• REQUIRED TASK: Transcribe all of the material below word for word and leave out its pictures.

• RECORDS FOR THIS TASK:
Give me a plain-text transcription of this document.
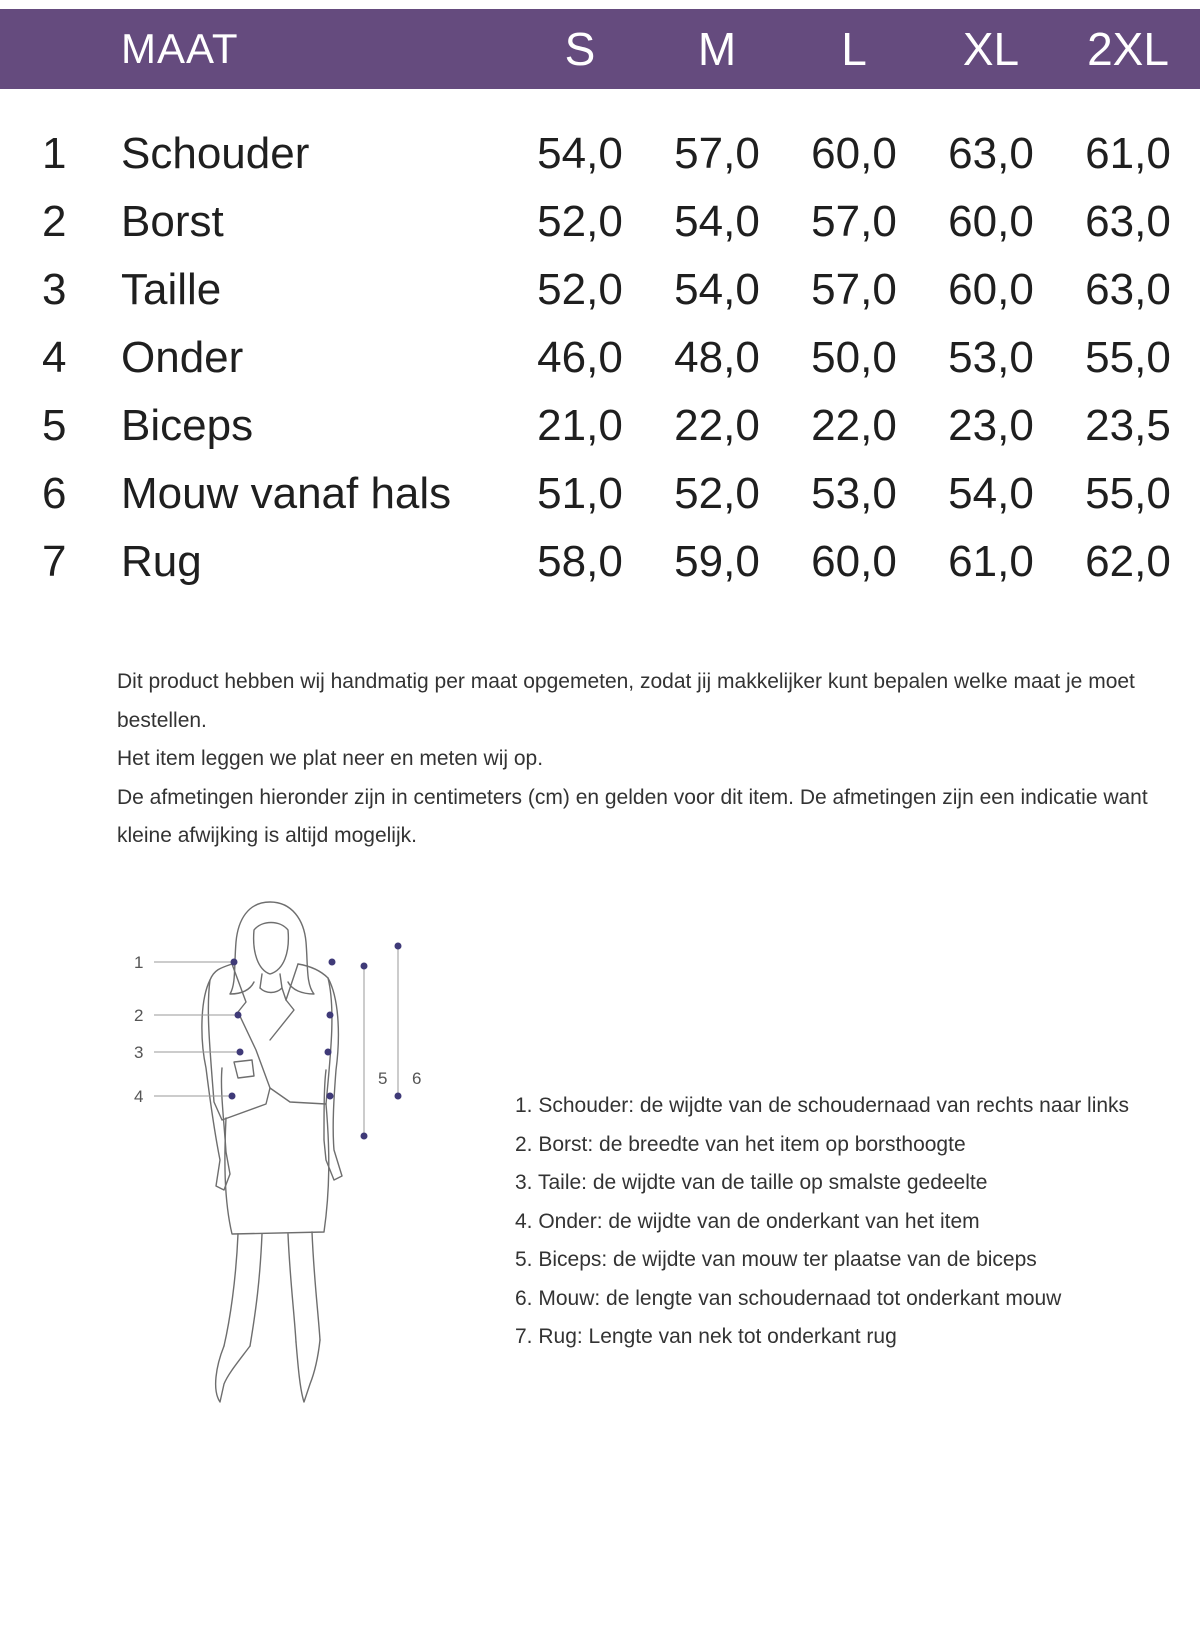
MAAT	S	M	L	XL	2XL
1 Schouder	54,0	57,0	60,0	63,0	61,0
2 Borst	52,0	54,0	57,0	60,0	63,0
3 Taille	52,0	54,0	57,0	60,0	63,0
4 Onder	46,0	48,0	50,0	53,0	55,0
5 Biceps	21,0	22,0	22,0	23,0	23,5
6 Mouw vanaf hals	51,0	52,0	53,0	54,0	55,0
7 Rug	58,0	59,0	60,0	61,0	62,0

Dit product hebben wij handmatig per maat opgemeten, zodat jij makkelijker kunt bepalen welke maat je moet bestellen.

Het item leggen we plat neer en meten wij op.

De afmetingen hieronder zijn in centimeters (cm) en gelden voor dit item. De afmetingen zijn een indicatie want kleine afwijking is altijd mogelijk.

1
2
3
4
5 6
1. Schouder: de wijdte van de schoudernaad van rechts naar links
2. Borst: de breedte van het item op borsthoogte
3. Taile: de wijdte van de taille op smalste gedeelte
4. Onder: de wijdte van de onderkant van het item
5. Biceps: de wijdte van mouw ter plaatse van de biceps
6. Mouw: de lengte van schoudernaad tot onderkant mouw
7. Rug: Lengte van nek tot onderkant rug
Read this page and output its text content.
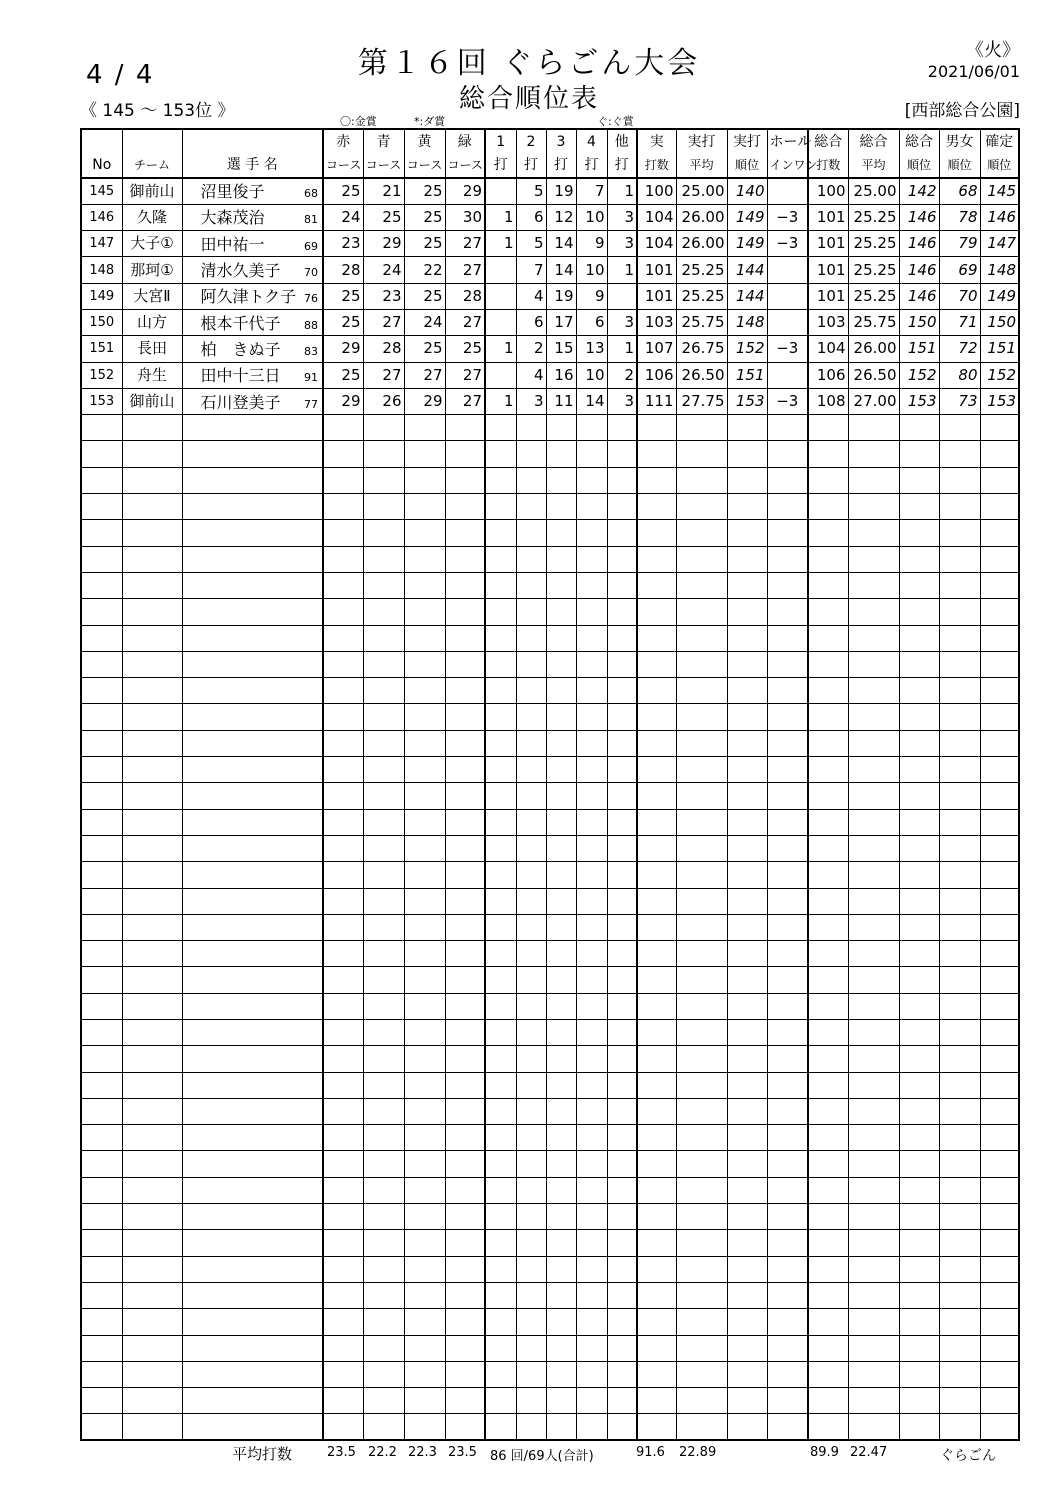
4 / 4
《 145 ～ 153位 》
第１６回 ぐらごん大会
総合順位表
《火》
2021/06/01
[西部総合公園]
〇:金賞	*:ダ賞	ぐ:ぐ賞
			赤	青	黄	緑	1	2	3	4	他	実	実打	実打	ホール	総合	総合	総合	男女	確定
No	チーム	選 手 名	コース	コース	コース	コース	打	打	打	打	打	打数	平均	順位	インワン	打数	平均	順位	順位	順位
145	御前山	沼里俊子 68	25	21	25	29		5	19	7	1	100	25.00	140		100	25.00	142	68	145
146	久隆	大森茂治 81	24	25	25	30	1	6	12	10	3	104	26.00	149	−3	101	25.25	146	78	146
147	大子①	田中祐一 69	23	29	25	27	1	5	14	9	3	104	26.00	149	−3	101	25.25	146	79	147
148	那珂①	清水久美子 70	28	24	22	27		7	14	10	1	101	25.25	144		101	25.25	146	69	148
149	大宮Ⅱ	阿久津トク子 76	25	23	25	28		4	19	9		101	25.25	144		101	25.25	146	70	149
150	山方	根本千代子 88	25	27	24	27		6	17	6	3	103	25.75	148		103	25.75	150	71	150
151	長田	柏　きぬ子 83	29	28	25	25	1	2	15	13	1	107	26.75	152	−3	104	26.00	151	72	151
152	舟生	田中十三日 91	25	27	27	27		4	16	10	2	106	26.50	151		106	26.50	152	80	152
153	御前山	石川登美子 77	29	26	29	27	1	3	11	14	3	111	27.75	153	−3	108	27.00	153	73	153

平均打数	23.5 22.2 22.3 23.5 86 回/69人(合計)	91.6 22.89	89.9 22.47	ぐらごん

• ANSWER TO THE PROBLEM:
Give me a plain-text transcription of this document.
MAAT	S	M	L	XL	2XL
1 Schouder	54,0	57,0	60,0	63,0	61,0
2 Borst	52,0	54,0	57,0	60,0	63,0
3 Taille	52,0	54,0	57,0	60,0	63,0
4 Onder	46,0	48,0	50,0	53,0	55,0
5 Biceps	21,0	22,0	22,0	23,0	23,5
6 Mouw vanaf hals	51,0	52,0	53,0	54,0	55,0
7 Rug	58,0	59,0	60,0	61,0	62,0

Dit product hebben wij handmatig per maat opgemeten, zodat jij makkelijker kunt bepalen welke maat je moet bestellen.

Het item leggen we plat neer en meten wij op.

De afmetingen hieronder zijn in centimeters (cm) en gelden voor dit item. De afmetingen zijn een indicatie want kleine afwijking is altijd mogelijk.

1
2
3
4
5 6
1. Schouder: de wijdte van de schoudernaad van rechts naar links
2. Borst: de breedte van het item op borsthoogte
3. Taile: de wijdte van de taille op smalste gedeelte
4. Onder: de wijdte van de onderkant van het item
5. Biceps: de wijdte van mouw ter plaatse van de biceps
6. Mouw: de lengte van schoudernaad tot onderkant mouw
7. Rug: Lengte van nek tot onderkant rug
Read this page and output its text content.
4 / 4
《 145 ～ 153位 》
第１６回 ぐらごん大会
総合順位表
《火》
2021/06/01
[西部総合公園]
〇:金賞	*:ダ賞	ぐ:ぐ賞
			赤	青	黄	緑	1	2	3	4	他	実	実打	実打	ホール	総合	総合	総合	男女	確定
No	チーム	選 手 名	コース	コース	コース	コース	打	打	打	打	打	打数	平均	順位	インワン	打数	平均	順位	順位	順位
145	御前山	沼里俊子 68	25	21	25	29		5	19	7	1	100	25.00	140		100	25.00	142	68	145
146	久隆	大森茂治 81	24	25	25	30	1	6	12	10	3	104	26.00	149	−3	101	25.25	146	78	146
147	大子①	田中祐一 69	23	29	25	27	1	5	14	9	3	104	26.00	149	−3	101	25.25	146	79	147
148	那珂①	清水久美子 70	28	24	22	27		7	14	10	1	101	25.25	144		101	25.25	146	69	148
149	大宮Ⅱ	阿久津トク子 76	25	23	25	28		4	19	9		101	25.25	144		101	25.25	146	70	149
150	山方	根本千代子 88	25	27	24	27		6	17	6	3	103	25.75	148		103	25.75	150	71	150
151	長田	柏　きぬ子 83	29	28	25	25	1	2	15	13	1	107	26.75	152	−3	104	26.00	151	72	151
152	舟生	田中十三日 91	25	27	27	27		4	16	10	2	106	26.50	151		106	26.50	152	80	152
153	御前山	石川登美子 77	29	26	29	27	1	3	11	14	3	111	27.75	153	−3	108	27.00	153	73	153

平均打数	23.5 22.2 22.3 23.5 86 回/69人(合計)	91.6 22.89	89.9 22.47	ぐらごん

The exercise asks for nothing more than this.